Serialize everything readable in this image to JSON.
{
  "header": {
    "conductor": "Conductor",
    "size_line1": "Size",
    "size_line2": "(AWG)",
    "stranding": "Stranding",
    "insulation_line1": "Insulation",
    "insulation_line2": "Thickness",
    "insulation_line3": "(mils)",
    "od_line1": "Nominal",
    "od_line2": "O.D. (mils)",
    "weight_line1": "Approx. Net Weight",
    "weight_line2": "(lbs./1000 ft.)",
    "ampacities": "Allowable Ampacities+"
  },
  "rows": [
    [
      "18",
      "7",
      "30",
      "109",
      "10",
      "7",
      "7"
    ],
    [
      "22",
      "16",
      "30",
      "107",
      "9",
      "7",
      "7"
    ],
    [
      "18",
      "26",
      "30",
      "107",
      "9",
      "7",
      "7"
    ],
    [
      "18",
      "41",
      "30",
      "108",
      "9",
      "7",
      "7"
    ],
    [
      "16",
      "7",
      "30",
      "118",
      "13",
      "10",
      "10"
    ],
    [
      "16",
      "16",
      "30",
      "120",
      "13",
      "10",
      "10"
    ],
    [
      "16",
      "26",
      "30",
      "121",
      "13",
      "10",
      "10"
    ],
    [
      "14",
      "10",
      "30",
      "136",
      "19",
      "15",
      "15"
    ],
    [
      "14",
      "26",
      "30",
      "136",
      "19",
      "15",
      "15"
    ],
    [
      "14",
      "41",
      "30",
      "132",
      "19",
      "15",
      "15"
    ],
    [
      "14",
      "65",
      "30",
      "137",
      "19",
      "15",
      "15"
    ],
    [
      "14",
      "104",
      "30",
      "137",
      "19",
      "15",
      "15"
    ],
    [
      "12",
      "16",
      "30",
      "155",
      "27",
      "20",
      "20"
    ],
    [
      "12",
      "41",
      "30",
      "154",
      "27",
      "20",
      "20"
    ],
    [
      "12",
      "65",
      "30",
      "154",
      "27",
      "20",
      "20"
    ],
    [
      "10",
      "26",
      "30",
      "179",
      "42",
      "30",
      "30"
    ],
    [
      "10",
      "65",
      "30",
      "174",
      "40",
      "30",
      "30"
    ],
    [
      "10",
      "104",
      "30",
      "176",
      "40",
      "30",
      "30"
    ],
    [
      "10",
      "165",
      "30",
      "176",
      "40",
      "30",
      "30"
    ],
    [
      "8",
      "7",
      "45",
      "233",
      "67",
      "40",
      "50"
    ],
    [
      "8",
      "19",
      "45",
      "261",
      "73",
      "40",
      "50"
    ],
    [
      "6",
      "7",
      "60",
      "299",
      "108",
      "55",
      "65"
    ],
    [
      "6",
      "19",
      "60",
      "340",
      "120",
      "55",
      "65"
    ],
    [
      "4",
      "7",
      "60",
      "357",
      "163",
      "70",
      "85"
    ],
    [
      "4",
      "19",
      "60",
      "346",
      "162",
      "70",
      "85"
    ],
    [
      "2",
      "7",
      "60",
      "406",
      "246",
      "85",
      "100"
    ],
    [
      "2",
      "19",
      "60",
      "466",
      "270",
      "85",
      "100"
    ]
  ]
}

==================================================

■ **Exercise**:
Pick out and copy the lines of the material that include the word "mils".

■ **Result of this task**:
    "insulation_line3": "(mils)",
    "od_line2": "O.D. (mils)",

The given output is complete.